Which of the lines below holds the string "SINE"? Copy every line that does.

● **SUPPLIED ENTRIES**
··········
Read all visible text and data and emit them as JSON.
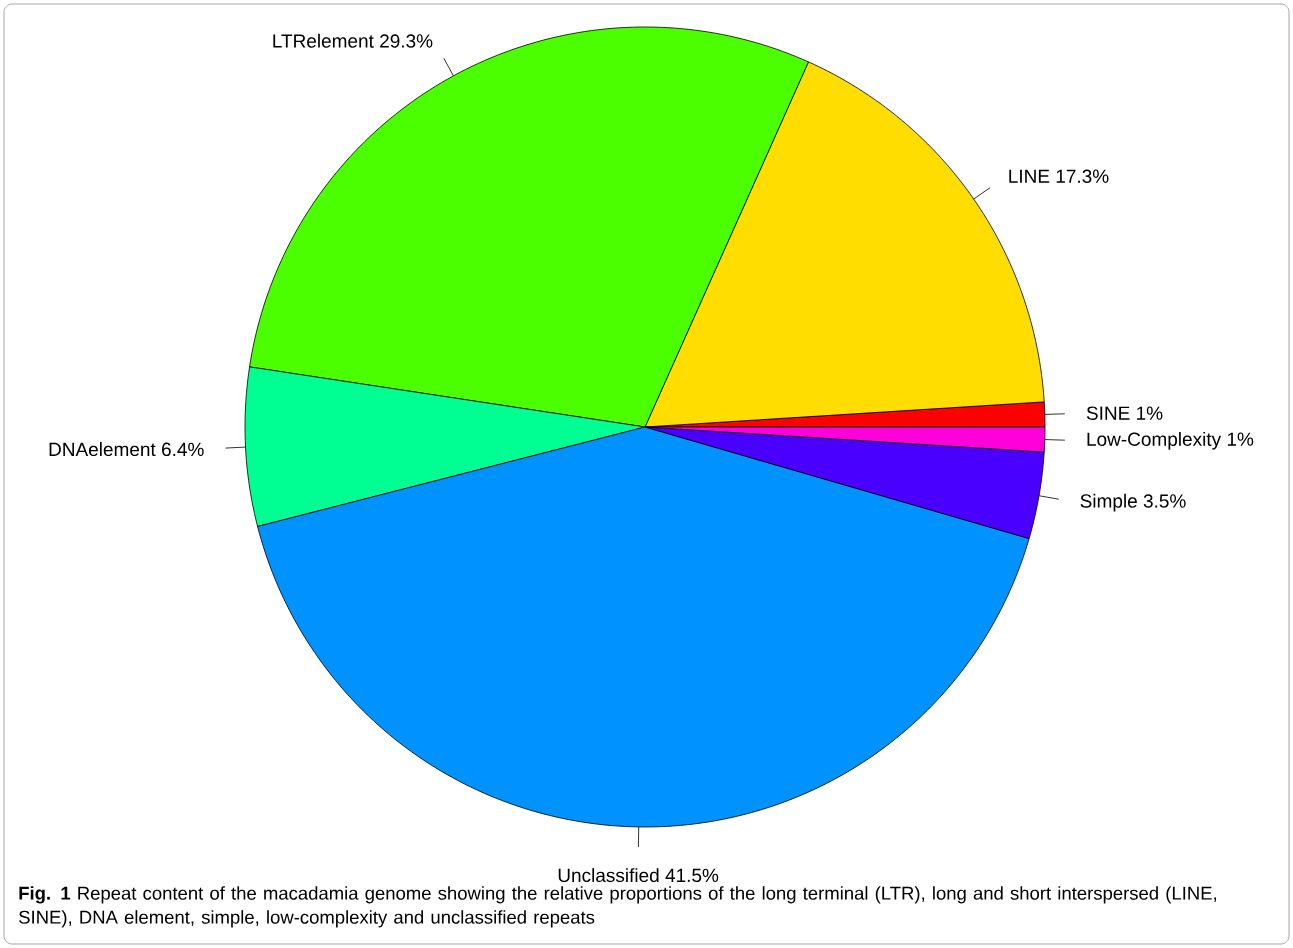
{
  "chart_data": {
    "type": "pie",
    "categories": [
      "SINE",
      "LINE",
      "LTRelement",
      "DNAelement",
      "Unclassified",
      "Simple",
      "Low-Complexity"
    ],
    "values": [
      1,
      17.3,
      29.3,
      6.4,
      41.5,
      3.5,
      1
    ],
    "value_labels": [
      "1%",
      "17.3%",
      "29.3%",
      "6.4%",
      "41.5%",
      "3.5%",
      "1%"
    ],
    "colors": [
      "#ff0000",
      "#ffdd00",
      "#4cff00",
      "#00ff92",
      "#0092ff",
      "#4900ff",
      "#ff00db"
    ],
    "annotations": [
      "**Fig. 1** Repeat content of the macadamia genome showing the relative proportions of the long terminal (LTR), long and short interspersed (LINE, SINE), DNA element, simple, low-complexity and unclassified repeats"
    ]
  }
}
··········
● **FINISHED TASK**
      "SINE",
      "**Fig. 1** Repeat content of the macadamia genome showing the relative proportions of the long terminal (LTR), long and short interspersed (LINE, SINE), DNA element, simple, low-complexity and unclassified repeats"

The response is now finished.